[Recorded data]

★ ★ ★ ★

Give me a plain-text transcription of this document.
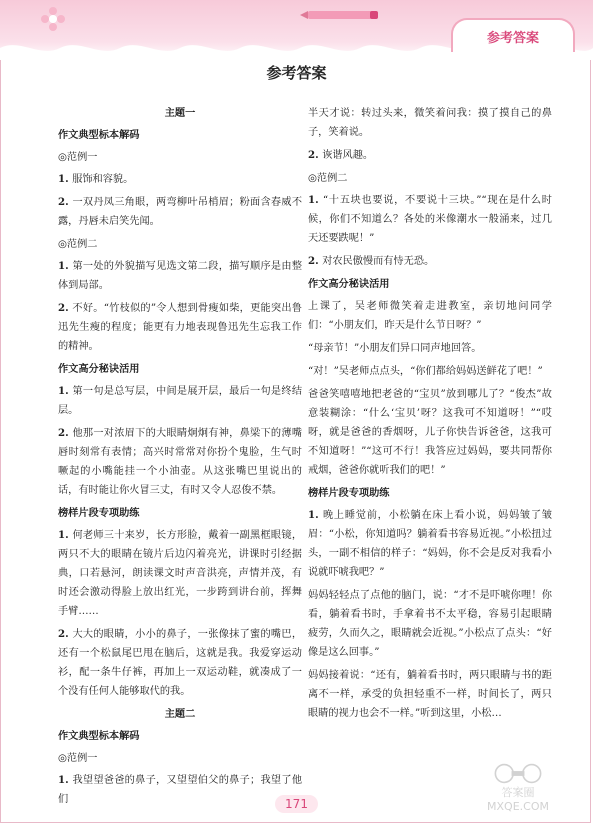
参考答案
参考答案

主题一

作文典型标本解码

◎范例一

1. 服饰和容貌。

2. 一双丹凤三角眼，两弯柳叶吊梢眉；粉面含春威不露，丹唇未启笑先闻。

◎范例二

1. 第一处的外貌描写见选文第二段，描写顺序是由整体到局部。

2. 不好。“竹枝似的”令人想到骨瘦如柴，更能突出鲁迅先生瘦的程度；能更有力地表现鲁迅先生忘我工作的精神。

作文高分秘诀活用

1. 第一句是总写层，中间是展开层，最后一句是终结层。

2. 他那一对浓眉下的大眼睛炯炯有神，鼻梁下的薄嘴唇时刻常有表情；高兴时常常对你扮个鬼脸，生气时噘起的小嘴能挂一个小油壶。从这张嘴巴里说出的话，有时能让你火冒三丈，有时又令人忍俊不禁。

榜样片段专项助练

1. 何老师三十来岁，长方形脸，戴着一副黑框眼镜，两只不大的眼睛在镜片后边闪着亮光，讲课时引经据典，口若悬河，朗读课文时声音洪亮，声情并茂，有时还会激动得脸上放出红光，一步跨到讲台前，挥舞手臂……

2. 大大的眼睛，小小的鼻子，一张像抹了蜜的嘴巴，还有一个松鼠尾巴甩在脑后，这就是我。我爱穿运动衫，配一条牛仔裤，再加上一双运动鞋，就凑成了一个没有任何人能够取代的我。

主题二

作文典型标本解码

◎范例一

1. 我望望爸爸的鼻子，又望望伯父的鼻子；我望了他们

半天才说：转过头来，微笑着问我：摸了摸自己的鼻子，笑着说。

2. 诙谐风趣。

◎范例二

1. “十五块也要说，不要说十三块。”“现在是什么时候，你们不知道么？各处的米像潮水一般涌来，过几天还要跌呢！”

2. 对农民傲慢而有恃无恐。

作文高分秘诀活用

上课了，吴老师微笑着走进教室，亲切地问同学们：“小朋友们，昨天是什么节日呀？”

“母亲节！”小朋友们异口同声地回答。

“对！”吴老师点点头，“你们都给妈妈送鲜花了吧！”

爸爸笑嘻嘻地把老爸的“宝贝”放到哪儿了？“俊杰”故意装糊涂：“什么‘宝贝’呀？这我可不知道呀！”“哎呀，就是爸爸的香烟呀，儿子你快告诉爸爸，这我可不知道呀！”“这可不行！我答应过妈妈，要共同帮你戒烟，爸爸你就听我们的吧！”

榜样片段专项助练

1. 晚上睡觉前，小松躺在床上看小说，妈妈皱了皱眉：“小松，你知道吗？躺着看书容易近视。”小松扭过头，一副不相信的样子：“妈妈，你不会是反对我看小说就吓唬我吧？”

妈妈轻轻点了点他的脑门，说：“才不是吓唬你哩！你看，躺着看书时，手拿着书不太平稳，容易引起眼睛疲劳，久而久之，眼睛就会近视。”小松点了点头：“好像是这么回事。”

妈妈接着说：“还有，躺着看书时，两只眼睛与书的距离不一样，承受的负担轻重不一样，时间长了，两只眼睛的视力也会不一样。”听到这里，小松…

171
答案圈
MXQE.COM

★ ★ ★ ★

Task directions
Take every line containing the word "躺着看书时" and copy it.

Result for this task
妈妈轻轻点了点他的脑门，说：“才不是吓唬你哩！你看，躺着看书时，手拿着书不太平稳，容易引起眼睛疲劳，久而久之，眼睛就会近视。”小松点了点头：“好像是这么回事。”
妈妈接着说：“还有，躺着看书时，两只眼睛与书的距离不一样，承受的负担轻重不一样，时间长了，两只眼睛的视力也会不一样。”听到这里，小松…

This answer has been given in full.